SET EXERCISE =
For each line below that includes the word "mrbeefy", make a copy.

MATERIAL FOR THE TASK =
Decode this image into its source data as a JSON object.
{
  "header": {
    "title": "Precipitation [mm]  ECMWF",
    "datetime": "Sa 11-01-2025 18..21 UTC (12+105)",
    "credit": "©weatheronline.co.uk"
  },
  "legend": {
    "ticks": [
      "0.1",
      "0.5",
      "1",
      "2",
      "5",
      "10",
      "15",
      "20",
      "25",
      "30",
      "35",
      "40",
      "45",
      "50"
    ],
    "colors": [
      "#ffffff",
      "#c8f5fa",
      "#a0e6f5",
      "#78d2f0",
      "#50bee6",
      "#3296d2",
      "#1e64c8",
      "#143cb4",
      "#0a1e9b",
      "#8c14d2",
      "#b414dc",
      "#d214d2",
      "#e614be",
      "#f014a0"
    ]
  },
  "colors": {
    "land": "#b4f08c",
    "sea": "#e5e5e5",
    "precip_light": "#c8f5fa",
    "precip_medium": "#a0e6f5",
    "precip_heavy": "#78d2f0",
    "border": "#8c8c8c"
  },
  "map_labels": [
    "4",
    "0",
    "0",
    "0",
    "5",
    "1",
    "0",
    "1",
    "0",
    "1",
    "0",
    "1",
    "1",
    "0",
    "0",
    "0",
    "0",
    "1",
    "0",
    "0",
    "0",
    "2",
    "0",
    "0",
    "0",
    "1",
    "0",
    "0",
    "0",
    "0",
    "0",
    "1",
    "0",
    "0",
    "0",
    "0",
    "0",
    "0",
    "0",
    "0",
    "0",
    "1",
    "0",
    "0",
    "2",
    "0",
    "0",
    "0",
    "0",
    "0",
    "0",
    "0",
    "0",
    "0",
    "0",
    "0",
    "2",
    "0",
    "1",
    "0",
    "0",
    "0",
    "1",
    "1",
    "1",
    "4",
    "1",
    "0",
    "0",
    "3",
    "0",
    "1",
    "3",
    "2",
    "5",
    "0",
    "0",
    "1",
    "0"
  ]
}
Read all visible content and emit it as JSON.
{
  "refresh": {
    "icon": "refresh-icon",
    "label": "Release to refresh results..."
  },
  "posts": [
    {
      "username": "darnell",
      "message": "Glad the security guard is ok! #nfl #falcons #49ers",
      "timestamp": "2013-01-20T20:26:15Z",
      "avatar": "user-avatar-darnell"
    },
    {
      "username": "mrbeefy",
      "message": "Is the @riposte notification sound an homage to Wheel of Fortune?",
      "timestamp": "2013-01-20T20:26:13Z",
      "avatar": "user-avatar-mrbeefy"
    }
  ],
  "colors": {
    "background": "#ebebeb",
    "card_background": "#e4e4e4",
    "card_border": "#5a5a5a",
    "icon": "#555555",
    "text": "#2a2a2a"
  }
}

COMPLETED EXERCISE =
      "username": "mrbeefy",
      "avatar": "user-avatar-mrbeefy"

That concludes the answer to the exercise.